- **Given request**
For this exercise, repeat all of the material verbatim apart from its images.

+ + + +

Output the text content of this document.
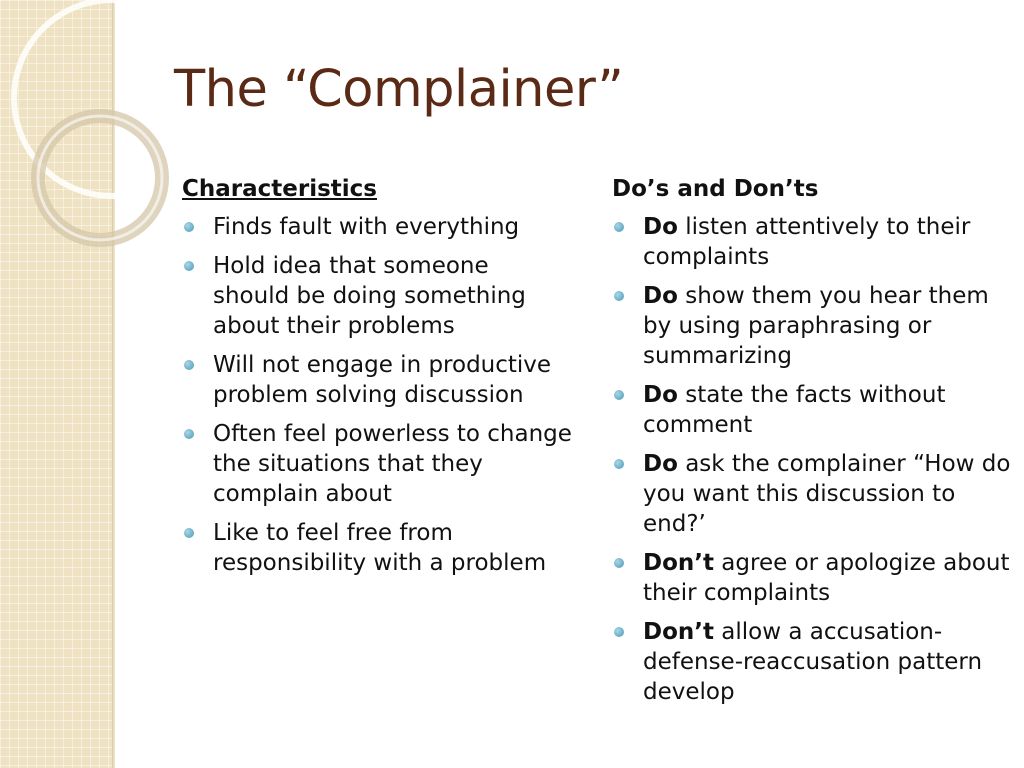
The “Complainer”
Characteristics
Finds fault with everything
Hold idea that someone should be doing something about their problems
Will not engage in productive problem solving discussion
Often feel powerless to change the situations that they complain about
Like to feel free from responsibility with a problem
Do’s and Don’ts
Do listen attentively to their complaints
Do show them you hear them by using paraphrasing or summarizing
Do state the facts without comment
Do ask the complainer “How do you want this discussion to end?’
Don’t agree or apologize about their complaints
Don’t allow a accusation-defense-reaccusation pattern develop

+ + + +

- **Answer for this exercise**
Output the text content of this document.
The “Complainer”
Characteristics
Finds fault with everything
Hold idea that someone should be doing something about their problems
Will not engage in productive problem solving discussion
Often feel powerless to change the situations that they complain about
Like to feel free from responsibility with a problem
Do’s and Don’ts
Do listen attentively to their complaints
Do show them you hear them by using paraphrasing or summarizing
Do state the facts without comment
Do ask the complainer “How do you want this discussion to end?’
Don’t agree or apologize about their complaints
Don’t allow a accusation-defense-reaccusation pattern develop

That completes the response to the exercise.